• **Work required**
Which lines hold the word "from"? Show each of them.

• **Records for the exercise**
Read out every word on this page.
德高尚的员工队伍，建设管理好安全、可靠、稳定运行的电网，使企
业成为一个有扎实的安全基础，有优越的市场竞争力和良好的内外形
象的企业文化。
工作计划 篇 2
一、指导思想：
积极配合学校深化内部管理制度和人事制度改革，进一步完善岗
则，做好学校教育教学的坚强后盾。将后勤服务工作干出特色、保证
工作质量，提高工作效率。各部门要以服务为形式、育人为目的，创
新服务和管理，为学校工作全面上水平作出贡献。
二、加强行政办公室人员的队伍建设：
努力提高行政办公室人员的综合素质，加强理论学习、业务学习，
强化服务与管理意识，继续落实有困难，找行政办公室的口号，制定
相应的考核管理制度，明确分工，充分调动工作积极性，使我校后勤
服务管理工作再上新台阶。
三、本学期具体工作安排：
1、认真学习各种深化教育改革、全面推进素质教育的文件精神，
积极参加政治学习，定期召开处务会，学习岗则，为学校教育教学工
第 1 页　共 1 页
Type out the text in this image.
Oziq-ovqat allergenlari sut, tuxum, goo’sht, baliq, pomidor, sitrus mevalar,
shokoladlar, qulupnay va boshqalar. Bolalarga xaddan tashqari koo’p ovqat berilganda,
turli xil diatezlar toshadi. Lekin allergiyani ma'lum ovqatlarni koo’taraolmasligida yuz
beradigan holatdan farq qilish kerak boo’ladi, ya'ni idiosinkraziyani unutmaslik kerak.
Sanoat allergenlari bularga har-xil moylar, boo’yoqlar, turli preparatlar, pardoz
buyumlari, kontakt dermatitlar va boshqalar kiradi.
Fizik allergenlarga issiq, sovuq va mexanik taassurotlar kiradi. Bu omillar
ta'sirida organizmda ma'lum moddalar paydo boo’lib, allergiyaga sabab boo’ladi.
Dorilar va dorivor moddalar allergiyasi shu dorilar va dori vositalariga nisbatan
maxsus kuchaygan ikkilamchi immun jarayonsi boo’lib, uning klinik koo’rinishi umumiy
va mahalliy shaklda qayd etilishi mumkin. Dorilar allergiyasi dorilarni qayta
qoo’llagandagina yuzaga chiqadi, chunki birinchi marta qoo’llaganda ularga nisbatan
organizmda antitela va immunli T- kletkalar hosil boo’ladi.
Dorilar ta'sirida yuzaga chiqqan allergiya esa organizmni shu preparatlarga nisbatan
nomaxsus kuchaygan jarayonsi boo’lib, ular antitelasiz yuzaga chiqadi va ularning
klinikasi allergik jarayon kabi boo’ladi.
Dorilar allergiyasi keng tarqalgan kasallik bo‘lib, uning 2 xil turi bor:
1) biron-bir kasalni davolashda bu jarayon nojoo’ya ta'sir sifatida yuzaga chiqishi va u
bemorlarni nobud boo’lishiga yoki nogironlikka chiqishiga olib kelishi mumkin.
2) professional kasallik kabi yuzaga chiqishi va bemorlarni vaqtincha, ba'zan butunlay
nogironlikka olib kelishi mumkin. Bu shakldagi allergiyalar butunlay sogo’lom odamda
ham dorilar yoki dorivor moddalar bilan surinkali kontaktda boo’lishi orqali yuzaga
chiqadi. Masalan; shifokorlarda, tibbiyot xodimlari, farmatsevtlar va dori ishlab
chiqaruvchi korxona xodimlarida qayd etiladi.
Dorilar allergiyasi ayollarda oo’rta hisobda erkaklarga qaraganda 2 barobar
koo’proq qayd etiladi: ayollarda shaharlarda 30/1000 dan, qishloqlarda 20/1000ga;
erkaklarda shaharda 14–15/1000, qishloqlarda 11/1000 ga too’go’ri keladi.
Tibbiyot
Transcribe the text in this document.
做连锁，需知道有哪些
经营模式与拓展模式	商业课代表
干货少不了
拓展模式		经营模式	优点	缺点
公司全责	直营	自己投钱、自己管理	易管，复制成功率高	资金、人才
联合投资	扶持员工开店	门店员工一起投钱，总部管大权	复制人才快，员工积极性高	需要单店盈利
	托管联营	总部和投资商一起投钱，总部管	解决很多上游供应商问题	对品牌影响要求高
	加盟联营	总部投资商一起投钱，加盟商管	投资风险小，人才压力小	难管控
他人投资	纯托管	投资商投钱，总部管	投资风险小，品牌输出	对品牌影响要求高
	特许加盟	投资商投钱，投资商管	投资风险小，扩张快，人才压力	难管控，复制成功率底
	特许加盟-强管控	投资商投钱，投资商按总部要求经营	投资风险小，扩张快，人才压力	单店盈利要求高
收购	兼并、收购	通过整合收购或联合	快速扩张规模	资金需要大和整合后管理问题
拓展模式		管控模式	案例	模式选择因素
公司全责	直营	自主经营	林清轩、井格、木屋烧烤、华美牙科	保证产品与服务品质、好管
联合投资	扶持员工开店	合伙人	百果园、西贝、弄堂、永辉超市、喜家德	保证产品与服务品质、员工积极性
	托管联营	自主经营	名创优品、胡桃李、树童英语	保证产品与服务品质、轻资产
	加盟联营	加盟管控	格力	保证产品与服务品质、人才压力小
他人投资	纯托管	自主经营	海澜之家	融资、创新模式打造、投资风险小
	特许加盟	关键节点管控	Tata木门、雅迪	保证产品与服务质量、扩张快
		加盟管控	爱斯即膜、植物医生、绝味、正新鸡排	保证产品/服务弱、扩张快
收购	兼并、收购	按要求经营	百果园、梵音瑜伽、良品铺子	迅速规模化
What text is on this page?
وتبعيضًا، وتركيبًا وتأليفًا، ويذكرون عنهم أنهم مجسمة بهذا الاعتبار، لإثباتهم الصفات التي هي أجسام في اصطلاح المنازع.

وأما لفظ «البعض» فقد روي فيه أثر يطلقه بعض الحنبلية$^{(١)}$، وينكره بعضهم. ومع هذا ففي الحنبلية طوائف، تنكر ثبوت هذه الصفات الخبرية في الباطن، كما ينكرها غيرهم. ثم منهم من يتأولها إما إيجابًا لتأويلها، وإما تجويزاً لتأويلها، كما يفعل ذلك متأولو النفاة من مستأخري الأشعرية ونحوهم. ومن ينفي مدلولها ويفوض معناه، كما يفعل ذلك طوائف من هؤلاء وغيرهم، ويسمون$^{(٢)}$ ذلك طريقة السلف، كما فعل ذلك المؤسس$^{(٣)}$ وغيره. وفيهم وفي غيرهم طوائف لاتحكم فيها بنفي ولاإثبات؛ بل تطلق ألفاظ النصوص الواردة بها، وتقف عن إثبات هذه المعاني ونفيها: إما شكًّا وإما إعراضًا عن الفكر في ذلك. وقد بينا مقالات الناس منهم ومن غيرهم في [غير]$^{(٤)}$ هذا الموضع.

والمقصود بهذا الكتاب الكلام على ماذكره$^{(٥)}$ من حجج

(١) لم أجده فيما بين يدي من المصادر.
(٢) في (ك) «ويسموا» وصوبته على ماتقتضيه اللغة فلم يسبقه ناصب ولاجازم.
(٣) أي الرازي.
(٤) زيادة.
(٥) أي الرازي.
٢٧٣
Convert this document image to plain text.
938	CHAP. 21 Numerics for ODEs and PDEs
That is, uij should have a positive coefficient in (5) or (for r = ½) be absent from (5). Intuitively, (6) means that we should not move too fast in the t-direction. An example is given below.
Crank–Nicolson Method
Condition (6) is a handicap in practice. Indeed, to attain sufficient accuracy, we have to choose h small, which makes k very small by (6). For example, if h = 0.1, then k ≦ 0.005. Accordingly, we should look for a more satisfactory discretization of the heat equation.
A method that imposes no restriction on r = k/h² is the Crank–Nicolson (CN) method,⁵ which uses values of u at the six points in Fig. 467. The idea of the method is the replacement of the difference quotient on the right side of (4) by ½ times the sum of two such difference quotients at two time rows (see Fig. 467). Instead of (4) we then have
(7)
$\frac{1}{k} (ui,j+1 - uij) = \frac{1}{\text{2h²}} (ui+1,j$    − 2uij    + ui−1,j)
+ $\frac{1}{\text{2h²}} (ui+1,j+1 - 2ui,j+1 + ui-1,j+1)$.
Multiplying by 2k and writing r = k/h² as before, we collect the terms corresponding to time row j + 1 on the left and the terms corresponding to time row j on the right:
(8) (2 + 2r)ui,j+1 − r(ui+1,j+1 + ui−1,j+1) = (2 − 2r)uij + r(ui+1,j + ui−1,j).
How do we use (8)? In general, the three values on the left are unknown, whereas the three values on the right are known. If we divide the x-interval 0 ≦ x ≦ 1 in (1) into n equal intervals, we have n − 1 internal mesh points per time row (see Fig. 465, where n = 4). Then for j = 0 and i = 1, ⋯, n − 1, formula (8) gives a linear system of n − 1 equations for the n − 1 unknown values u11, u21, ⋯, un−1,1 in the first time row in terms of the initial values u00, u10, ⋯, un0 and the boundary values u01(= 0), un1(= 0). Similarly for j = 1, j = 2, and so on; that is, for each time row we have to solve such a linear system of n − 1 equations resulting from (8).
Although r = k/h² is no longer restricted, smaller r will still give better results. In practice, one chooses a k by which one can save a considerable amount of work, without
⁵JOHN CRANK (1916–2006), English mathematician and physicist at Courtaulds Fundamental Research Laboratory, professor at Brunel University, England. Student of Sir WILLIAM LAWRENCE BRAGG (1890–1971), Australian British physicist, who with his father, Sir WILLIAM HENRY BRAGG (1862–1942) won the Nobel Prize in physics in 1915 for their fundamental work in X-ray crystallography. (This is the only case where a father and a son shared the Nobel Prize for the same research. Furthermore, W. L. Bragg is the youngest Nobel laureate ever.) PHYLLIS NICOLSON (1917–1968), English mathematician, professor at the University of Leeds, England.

• **Written answer**
That is, uij should have a positive coefficient in (5) or (for r = ½) be absent from (5). Intuitively, (6) means that we should not move too fast in the t-direction. An example is given below.
How do we use (8)? In general, the three values on the left are unknown, whereas the three values on the right are known. If we divide the x-interval 0 ≦ x ≦ 1 in (1) into n equal intervals, we have n − 1 internal mesh points per time row (see Fig. 465, where n = 4). Then for j = 0 and i = 1, ⋯, n − 1, formula (8) gives a linear system of n − 1 equations for the n − 1 unknown values u11, u21, ⋯, un−1,1 in the first time row in terms of the initial values u00, u10, ⋯, un0 and the boundary values u01(= 0), un1(= 0). Similarly for j = 1, j = 2, and so on; that is, for each time row we have to solve such a linear system of n − 1 equations resulting from (8).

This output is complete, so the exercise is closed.